++++ Kaynak Metin

Malatyalı Cumhurbaşkanı Turgut Özal… Malatyalı Jandarma Genel Komutanı Orgeneral Eşref Turgut Bitlis… Her 2’si de Suikasta kurban gitti… Aynı yıl… Yani 1993 yılında…Türkiye için 1993 yılı tarihe kara yıl olarak not düştü…
MALATYALI EŞREF PAŞA...

Bugün 18 Şubat 2019… 17 Şubat 1993 Malatyalı Jandarma Genel Komutanı Eşref Turgut Bitlis'i taşıyan uçak esrarengiz şekilde düştü. Malatyalı Eşref Turgut Bitlis paşa şehit oldu…

Malatyalı Orgeneral Eşref Turgut Bitlis…Malatyalı Cumhurbaşkanı Turgut Özal’a Mektup’u…Aydınlatılamayan suikast…

29 Kasım 1989, Türkiye için tarihi bir gündü. Turgut Özal 8'inci Cumhurbaşkanı seçildi. Cumhuriyet 66 yıl sonra ilk kez bir sivil Cumhurbaşkanı ile tanışıyordu. Özal’ın ilk icraatı komuta kademesinde değişikliğe gitmek oldu. Terör sorununu kökünden çözmeye niyetliydi; çok güvendiği birini, orgeneral eşref Bitlis’i Jandarma Genel Komutanlığı’na getirdi. Ama Orgeneral Eşref Bitlis görünmez bir elin düğmeye basmasıyla şehit edilmişti. Peki, kimdi Eşref Bitlis kimdi, neler yapmıştı?.

ÖZAL'A EKTUP
Orgeneral Eşref Bitlis, ölümünden 7 ay önce dönemin Cumhurbaşkanı Turgut Özal'a yazdığı mektupta PKK ile işbirliği içerisindeki bazı isimleri veriyor ve Kürt sorununa çözüm önerileri sunuyor.

++++++++
++++ Kaynak Veriler

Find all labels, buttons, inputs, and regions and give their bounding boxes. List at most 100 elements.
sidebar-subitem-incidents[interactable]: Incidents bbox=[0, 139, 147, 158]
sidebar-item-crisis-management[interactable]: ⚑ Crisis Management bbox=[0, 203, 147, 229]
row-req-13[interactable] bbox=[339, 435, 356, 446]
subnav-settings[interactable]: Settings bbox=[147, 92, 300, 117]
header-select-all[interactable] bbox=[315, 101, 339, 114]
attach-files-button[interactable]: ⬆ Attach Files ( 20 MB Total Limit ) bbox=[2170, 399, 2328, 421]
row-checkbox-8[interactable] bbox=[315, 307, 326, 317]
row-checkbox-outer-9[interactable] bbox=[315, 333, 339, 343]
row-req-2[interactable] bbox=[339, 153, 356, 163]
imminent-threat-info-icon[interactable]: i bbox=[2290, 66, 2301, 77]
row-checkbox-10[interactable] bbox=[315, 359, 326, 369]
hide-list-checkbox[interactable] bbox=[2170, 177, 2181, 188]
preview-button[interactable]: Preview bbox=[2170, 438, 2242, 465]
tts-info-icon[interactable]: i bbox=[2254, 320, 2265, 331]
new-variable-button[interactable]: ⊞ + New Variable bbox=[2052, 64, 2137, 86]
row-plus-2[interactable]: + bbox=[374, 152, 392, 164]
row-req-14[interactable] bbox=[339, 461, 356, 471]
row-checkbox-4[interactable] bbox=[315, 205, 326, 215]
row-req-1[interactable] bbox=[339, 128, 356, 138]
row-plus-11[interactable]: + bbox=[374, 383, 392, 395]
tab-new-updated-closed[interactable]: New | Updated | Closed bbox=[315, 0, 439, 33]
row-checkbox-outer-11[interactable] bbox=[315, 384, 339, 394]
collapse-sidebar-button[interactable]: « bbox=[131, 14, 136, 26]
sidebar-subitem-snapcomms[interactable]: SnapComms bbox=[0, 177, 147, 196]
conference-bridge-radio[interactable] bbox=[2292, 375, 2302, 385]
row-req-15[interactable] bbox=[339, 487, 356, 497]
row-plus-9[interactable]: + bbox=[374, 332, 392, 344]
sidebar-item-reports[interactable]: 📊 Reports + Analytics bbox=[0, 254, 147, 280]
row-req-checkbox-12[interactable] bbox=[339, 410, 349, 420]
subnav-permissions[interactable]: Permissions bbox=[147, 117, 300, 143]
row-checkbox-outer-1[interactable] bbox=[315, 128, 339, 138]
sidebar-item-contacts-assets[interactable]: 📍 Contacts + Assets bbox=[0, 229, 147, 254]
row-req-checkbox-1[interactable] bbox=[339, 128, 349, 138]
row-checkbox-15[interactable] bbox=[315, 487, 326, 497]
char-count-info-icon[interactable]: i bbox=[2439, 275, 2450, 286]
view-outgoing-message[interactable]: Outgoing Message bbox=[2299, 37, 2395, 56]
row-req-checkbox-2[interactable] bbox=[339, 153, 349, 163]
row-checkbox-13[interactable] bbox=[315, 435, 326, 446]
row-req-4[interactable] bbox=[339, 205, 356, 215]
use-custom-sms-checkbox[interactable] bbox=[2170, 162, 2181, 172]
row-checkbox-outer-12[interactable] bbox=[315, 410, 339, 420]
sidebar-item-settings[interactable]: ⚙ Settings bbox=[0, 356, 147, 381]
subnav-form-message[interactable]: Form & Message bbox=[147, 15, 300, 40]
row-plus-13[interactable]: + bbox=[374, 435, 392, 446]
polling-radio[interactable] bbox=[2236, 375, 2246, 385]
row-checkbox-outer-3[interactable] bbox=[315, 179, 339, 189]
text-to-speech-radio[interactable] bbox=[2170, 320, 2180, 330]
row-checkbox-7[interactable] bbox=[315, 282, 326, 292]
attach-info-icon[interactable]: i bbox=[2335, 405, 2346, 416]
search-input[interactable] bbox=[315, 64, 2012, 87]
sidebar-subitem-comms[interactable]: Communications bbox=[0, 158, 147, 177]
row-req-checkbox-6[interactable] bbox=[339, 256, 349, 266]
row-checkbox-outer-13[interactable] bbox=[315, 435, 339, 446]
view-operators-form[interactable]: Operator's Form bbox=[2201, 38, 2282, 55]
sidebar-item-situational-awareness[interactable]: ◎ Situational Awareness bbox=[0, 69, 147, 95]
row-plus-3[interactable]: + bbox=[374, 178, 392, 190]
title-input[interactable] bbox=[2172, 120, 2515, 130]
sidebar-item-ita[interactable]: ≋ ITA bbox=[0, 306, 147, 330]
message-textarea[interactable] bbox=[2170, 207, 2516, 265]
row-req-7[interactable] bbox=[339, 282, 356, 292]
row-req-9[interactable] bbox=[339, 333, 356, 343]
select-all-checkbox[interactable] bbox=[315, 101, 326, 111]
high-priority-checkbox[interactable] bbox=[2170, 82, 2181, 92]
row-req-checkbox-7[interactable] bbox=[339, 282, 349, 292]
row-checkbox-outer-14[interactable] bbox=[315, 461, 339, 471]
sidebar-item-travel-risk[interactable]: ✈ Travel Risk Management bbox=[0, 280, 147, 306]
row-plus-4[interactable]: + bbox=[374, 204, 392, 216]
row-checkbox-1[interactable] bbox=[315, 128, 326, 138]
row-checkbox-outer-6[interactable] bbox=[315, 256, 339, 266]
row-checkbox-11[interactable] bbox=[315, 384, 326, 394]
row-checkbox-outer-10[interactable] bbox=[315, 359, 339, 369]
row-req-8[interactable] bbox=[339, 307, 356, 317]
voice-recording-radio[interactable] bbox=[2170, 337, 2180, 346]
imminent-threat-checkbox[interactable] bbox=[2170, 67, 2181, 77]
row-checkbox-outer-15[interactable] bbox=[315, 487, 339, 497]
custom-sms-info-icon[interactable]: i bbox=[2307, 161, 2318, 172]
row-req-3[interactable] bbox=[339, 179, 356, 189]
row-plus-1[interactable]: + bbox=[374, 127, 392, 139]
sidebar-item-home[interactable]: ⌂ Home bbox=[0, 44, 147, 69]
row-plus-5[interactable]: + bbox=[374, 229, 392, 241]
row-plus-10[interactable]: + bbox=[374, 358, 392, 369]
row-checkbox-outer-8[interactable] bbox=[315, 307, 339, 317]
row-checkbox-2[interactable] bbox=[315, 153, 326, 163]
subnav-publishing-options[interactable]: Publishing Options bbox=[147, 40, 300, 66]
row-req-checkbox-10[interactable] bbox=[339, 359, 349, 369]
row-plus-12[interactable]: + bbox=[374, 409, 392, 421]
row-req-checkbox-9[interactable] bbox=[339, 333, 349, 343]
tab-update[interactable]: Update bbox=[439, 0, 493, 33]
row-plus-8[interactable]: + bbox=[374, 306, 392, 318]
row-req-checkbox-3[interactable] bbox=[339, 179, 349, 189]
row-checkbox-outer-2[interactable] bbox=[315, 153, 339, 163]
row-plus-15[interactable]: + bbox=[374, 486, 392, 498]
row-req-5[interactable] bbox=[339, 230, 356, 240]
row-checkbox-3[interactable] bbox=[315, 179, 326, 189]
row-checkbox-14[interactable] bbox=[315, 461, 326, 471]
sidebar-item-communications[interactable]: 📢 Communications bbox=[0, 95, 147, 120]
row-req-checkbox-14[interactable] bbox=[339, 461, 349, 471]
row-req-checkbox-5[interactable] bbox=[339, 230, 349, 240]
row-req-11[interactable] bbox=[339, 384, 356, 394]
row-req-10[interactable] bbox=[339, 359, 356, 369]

++++++++

■ Yönergeler
[1] Kaynak metinde gün, ay ve yılıyla birlikte geçen tarihlerin tamamını sıralayınız.
[2] Kayıtların ilk satırından başlayarak "row-req-1[interactable] bbox=[339, 128, 356, 138]" ifadesini içeren satıra kadar, bu satır da dahil olmak üzere, tüm satırları aynen yazınız.

■ Yanıtlar
[1]
18 Şubat 2019
17 Şubat 1993
29 Kasım 1989

[2]
Find all labels, buttons, inputs, and regions and give their bounding boxes. List at most 100 elements.
sidebar-subitem-incidents[interactable]: Incidents bbox=[0, 139, 147, 158]
sidebar-item-crisis-management[interactable]: ⚑ Crisis Management bbox=[0, 203, 147, 229]
row-req-13[interactable] bbox=[339, 435, 356, 446]
subnav-settings[interactable]: Settings bbox=[147, 92, 300, 117]
header-select-all[interactable] bbox=[315, 101, 339, 114]
attach-files-button[interactable]: ⬆ Attach Files ( 20 MB Total Limit ) bbox=[2170, 399, 2328, 421]
row-checkbox-8[interactable] bbox=[315, 307, 326, 317]
row-checkbox-outer-9[interactable] bbox=[315, 333, 339, 343]
row-req-2[interactable] bbox=[339, 153, 356, 163]
imminent-threat-info-icon[interactable]: i bbox=[2290, 66, 2301, 77]
row-checkbox-10[interactable] bbox=[315, 359, 326, 369]
hide-list-checkbox[interactable] bbox=[2170, 177, 2181, 188]
preview-button[interactable]: Preview bbox=[2170, 438, 2242, 465]
tts-info-icon[interactable]: i bbox=[2254, 320, 2265, 331]
new-variable-button[interactable]: ⊞ + New Variable bbox=[2052, 64, 2137, 86]
row-plus-2[interactable]: + bbox=[374, 152, 392, 164]
row-req-14[interactable] bbox=[339, 461, 356, 471]
row-checkbox-4[interactable] bbox=[315, 205, 326, 215]
row-req-1[interactable] bbox=[339, 128, 356, 138]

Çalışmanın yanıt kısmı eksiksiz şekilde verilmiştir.